- [Your objective]:
Who are all the people named in the mailing-list reply about libata logging below?

:: Quoted text ::

Re: "ata: libata: move ata_{port,link,dev}_dbg to standard pr_XXX() macros" - 742bef476ca5352b16063161fb73a56629a6d995 changed logging behavior and disabled a number of messages

[Date Prev][Date Next][Thread Prev][Thread Next][Date Index][Thread Index]

 



On 2024/05/13 15:50, Krzysztof Olędzki wrote:
> On 06.05.2024 at 15:08, Damien Le Moal wrote:
>> On 5/7/24 06:49, Niklas Cassel wrote:
>>> Hello Krzysztof,
> 
> Hello and thank you for your quick and detailed response from both of you!
> 
>>> On Sun, May 05, 2024 at 01:06:28PM -0700, Krzysztof Olędzki wrote:
>>>> Hi,
>>>>
>>>> I noticed that since https://git.kernel.org/pub/scm/linux/kernel/git/torvalds/linux.git/commit/?id=742bef476ca5352b16063161fb73a56629a6d995 (which also got backported to -stable kernels) several of messages from dmesg regarding the ATA subsystem are no longer logged.

:::
:: Entries supplied ::

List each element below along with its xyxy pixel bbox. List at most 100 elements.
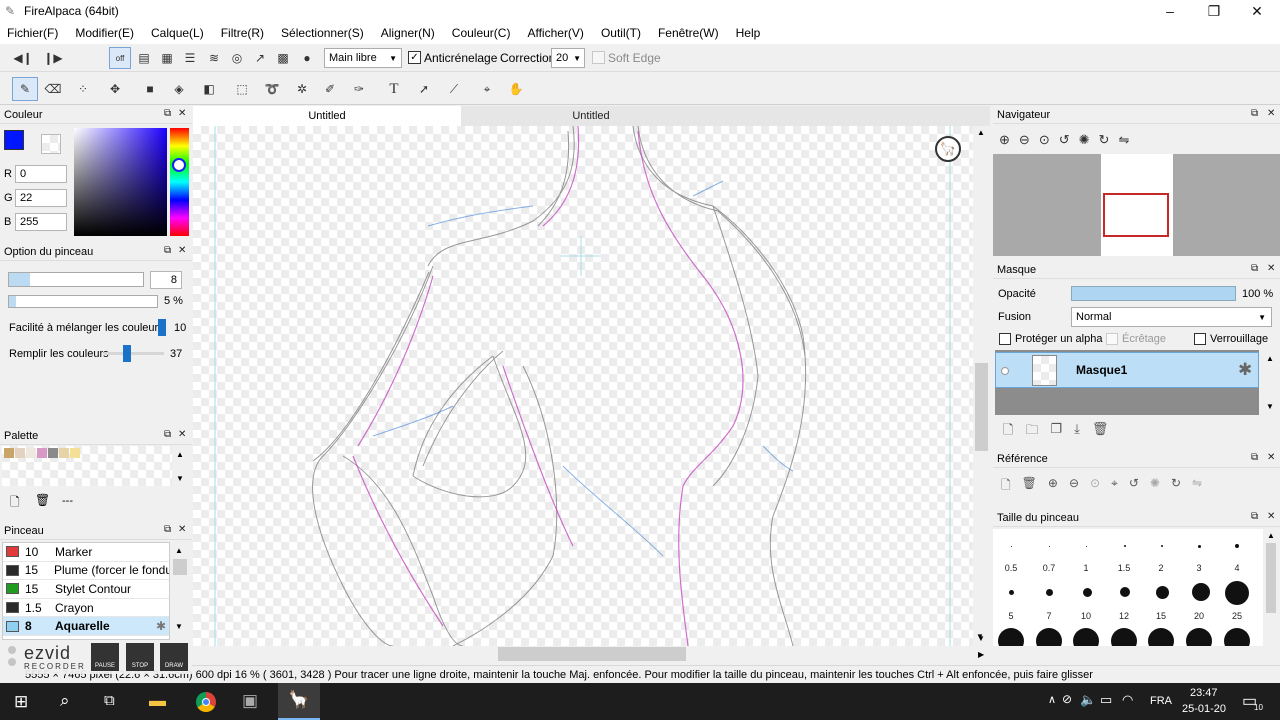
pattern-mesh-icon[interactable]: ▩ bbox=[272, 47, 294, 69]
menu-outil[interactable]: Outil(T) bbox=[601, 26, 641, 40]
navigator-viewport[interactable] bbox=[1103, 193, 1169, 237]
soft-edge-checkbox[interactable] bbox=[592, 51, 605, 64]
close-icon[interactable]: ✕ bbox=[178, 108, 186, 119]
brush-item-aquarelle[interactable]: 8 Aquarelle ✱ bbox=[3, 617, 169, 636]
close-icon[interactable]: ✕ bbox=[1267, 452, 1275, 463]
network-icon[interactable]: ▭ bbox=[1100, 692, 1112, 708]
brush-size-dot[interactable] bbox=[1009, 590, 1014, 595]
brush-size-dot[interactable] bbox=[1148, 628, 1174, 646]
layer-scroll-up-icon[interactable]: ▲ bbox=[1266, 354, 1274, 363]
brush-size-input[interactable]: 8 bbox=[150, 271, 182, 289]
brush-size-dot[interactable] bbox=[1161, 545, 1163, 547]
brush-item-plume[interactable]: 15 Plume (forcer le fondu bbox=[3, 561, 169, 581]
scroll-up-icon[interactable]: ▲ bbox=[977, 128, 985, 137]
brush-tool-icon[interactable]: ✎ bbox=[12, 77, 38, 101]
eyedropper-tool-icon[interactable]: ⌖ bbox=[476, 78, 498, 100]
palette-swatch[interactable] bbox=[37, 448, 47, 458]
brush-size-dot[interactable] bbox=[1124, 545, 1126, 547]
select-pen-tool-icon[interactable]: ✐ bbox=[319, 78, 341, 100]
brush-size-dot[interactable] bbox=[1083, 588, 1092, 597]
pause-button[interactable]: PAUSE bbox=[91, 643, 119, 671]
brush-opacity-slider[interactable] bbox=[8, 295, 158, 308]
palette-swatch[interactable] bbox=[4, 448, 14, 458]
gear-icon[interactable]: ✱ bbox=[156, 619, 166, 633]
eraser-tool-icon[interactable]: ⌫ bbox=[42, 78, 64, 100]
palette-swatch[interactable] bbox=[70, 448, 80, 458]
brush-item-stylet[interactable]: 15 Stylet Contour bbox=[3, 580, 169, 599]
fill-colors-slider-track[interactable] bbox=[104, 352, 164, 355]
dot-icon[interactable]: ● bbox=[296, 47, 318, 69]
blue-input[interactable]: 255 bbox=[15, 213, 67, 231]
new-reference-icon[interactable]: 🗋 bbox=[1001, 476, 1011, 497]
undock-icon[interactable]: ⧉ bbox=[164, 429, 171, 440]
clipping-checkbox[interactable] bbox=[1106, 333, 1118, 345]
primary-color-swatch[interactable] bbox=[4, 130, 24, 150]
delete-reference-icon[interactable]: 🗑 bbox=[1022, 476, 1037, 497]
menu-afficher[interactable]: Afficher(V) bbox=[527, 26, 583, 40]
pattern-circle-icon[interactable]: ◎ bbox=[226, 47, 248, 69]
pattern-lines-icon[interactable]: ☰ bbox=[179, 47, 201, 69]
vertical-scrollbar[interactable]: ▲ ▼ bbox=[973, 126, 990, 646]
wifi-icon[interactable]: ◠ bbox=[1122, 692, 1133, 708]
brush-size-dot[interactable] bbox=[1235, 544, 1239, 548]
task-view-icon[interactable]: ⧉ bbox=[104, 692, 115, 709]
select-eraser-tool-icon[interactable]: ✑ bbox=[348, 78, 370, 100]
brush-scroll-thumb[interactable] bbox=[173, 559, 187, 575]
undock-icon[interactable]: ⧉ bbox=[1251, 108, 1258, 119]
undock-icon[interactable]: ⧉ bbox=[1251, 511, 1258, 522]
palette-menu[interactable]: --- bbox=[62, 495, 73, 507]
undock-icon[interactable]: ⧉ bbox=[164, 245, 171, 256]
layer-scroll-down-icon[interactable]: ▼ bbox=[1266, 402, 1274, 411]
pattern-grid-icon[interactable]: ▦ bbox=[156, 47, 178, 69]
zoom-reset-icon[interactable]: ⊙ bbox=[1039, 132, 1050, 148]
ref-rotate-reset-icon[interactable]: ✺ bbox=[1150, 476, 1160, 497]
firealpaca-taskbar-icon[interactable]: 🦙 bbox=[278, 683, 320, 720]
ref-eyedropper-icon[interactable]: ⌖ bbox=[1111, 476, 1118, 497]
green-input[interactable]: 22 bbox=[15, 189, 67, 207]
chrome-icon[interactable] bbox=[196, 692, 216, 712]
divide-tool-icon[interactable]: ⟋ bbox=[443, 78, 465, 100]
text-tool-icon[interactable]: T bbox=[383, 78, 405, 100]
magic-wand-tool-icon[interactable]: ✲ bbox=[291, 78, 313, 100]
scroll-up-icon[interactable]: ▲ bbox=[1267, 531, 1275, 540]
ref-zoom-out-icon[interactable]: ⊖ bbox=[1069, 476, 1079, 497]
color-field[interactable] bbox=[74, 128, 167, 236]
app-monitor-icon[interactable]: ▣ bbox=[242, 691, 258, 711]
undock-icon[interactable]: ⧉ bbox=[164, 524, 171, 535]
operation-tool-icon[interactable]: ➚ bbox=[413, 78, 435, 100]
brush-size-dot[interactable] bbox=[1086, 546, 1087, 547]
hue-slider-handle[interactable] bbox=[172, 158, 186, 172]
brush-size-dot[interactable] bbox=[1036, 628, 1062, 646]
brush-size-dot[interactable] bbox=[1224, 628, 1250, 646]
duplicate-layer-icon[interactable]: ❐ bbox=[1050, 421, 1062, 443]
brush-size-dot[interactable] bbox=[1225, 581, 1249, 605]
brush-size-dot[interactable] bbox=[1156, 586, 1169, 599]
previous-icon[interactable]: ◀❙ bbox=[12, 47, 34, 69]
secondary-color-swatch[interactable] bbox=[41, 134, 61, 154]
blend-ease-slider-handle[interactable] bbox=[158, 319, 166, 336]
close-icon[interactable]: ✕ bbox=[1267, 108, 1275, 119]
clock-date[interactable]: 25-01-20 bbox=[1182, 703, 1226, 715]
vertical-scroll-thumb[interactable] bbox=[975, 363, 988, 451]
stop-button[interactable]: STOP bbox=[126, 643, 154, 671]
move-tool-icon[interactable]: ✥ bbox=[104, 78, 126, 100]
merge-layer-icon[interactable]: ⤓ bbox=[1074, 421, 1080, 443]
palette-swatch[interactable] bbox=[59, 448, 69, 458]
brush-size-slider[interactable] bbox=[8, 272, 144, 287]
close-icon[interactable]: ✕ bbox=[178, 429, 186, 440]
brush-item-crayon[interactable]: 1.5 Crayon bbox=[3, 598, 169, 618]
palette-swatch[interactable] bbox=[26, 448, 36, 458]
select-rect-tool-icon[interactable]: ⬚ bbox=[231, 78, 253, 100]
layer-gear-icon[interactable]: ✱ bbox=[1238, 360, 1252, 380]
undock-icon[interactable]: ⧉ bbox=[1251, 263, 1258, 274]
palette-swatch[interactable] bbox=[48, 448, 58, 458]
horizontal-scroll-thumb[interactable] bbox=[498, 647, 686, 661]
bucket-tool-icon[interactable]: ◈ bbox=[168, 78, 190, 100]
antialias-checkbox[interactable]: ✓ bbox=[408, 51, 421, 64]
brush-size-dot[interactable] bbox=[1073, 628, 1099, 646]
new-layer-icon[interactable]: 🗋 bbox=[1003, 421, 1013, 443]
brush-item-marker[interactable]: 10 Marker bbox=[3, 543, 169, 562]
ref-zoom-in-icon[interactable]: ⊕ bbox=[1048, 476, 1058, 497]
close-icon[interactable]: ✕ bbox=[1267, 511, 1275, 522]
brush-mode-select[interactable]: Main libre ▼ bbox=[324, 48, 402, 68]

:::
:: Entries supplied ::

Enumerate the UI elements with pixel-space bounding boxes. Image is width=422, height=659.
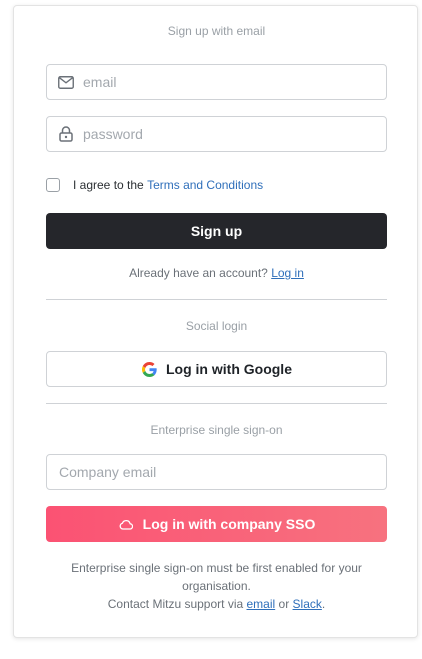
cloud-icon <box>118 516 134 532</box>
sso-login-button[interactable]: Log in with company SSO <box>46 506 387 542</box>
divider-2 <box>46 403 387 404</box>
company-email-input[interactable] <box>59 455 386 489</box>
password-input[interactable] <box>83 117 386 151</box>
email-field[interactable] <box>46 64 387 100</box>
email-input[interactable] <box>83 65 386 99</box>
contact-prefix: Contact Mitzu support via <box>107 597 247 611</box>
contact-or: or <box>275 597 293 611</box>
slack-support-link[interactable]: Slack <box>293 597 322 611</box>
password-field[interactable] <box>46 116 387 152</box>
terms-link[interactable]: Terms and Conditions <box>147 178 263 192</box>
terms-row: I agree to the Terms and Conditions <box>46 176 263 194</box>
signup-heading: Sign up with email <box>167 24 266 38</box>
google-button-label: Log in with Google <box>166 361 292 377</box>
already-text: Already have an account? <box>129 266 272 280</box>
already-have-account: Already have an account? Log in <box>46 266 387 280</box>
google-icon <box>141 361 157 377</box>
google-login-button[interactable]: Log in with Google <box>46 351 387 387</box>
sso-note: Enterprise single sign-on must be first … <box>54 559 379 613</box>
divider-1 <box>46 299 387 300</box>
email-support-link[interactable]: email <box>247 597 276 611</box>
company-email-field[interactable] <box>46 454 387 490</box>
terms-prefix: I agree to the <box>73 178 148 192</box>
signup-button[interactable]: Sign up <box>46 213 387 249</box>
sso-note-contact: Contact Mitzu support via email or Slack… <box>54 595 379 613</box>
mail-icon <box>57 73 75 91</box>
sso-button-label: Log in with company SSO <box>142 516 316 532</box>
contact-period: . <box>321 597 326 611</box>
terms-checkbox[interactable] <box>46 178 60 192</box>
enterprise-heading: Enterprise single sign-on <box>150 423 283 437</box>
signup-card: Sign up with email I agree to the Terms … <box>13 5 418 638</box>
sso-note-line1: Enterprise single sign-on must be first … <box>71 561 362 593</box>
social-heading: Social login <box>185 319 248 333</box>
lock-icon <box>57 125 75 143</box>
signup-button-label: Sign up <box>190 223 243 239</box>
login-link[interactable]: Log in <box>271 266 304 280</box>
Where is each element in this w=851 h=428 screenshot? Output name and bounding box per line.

:::

- [Output for this task]:
Krzysztof Olędzki, Damien Le Moal, Niklas Cassel